▶ **Short problem**
Scan the records below. List lines holding "JSON".

▶ **Data shown**
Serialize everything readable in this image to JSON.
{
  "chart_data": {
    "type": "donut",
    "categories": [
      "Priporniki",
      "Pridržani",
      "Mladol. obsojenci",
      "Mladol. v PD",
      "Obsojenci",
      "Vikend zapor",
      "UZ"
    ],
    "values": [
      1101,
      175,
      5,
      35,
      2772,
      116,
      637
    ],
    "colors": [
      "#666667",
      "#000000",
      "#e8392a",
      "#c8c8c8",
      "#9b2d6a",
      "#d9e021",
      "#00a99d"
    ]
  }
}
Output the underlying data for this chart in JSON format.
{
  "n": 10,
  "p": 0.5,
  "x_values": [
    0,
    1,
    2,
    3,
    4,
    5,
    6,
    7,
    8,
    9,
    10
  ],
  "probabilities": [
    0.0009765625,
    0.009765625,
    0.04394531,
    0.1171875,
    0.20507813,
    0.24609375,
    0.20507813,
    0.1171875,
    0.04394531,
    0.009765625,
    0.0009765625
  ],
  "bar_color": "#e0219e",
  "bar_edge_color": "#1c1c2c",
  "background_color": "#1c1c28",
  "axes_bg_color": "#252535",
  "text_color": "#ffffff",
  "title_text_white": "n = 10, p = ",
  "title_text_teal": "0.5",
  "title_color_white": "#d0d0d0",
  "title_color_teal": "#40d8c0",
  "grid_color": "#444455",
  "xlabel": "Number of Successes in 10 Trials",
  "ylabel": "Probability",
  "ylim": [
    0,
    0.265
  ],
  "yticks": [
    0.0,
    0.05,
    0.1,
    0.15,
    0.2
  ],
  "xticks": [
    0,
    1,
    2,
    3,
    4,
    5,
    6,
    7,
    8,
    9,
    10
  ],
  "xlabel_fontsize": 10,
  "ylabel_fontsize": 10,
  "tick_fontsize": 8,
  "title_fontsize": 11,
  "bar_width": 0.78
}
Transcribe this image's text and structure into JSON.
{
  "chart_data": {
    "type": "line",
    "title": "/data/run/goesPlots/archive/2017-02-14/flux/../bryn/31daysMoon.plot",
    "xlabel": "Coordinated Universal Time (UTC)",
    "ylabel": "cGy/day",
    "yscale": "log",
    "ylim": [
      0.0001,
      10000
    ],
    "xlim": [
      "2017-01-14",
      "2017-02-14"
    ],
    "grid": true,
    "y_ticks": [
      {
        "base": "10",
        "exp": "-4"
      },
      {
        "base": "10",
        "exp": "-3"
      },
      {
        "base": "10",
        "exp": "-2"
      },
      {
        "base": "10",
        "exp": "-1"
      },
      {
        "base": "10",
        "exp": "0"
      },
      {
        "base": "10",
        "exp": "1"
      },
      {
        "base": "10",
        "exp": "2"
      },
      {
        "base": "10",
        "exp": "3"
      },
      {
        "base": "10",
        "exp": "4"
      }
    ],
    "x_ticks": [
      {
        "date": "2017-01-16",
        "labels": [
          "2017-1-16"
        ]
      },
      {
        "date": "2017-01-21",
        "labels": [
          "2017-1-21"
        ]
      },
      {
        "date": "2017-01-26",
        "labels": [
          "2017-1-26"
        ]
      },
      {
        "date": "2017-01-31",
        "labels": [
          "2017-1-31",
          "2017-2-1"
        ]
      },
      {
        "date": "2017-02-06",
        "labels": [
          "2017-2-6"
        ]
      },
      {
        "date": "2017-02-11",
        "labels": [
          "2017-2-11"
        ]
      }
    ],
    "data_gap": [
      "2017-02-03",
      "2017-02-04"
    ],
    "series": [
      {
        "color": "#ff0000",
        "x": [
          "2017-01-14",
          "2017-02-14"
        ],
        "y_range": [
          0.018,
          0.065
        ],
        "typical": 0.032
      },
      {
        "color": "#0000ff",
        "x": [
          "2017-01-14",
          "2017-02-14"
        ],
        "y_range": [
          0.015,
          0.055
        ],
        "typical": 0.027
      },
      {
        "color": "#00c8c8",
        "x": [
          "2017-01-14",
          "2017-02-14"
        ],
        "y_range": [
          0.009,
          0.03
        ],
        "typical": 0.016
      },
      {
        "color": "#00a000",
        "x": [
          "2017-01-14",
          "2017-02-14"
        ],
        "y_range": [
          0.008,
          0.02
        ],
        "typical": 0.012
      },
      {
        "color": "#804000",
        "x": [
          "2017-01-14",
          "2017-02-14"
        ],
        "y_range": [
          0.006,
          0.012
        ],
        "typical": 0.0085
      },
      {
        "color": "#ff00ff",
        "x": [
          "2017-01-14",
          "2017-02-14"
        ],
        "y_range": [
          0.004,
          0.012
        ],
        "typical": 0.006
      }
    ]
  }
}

▶ **The answer**
Serialize everything readable in this image to JSON.
Output the underlying data for this chart in JSON format.
Transcribe this image's text and structure into JSON.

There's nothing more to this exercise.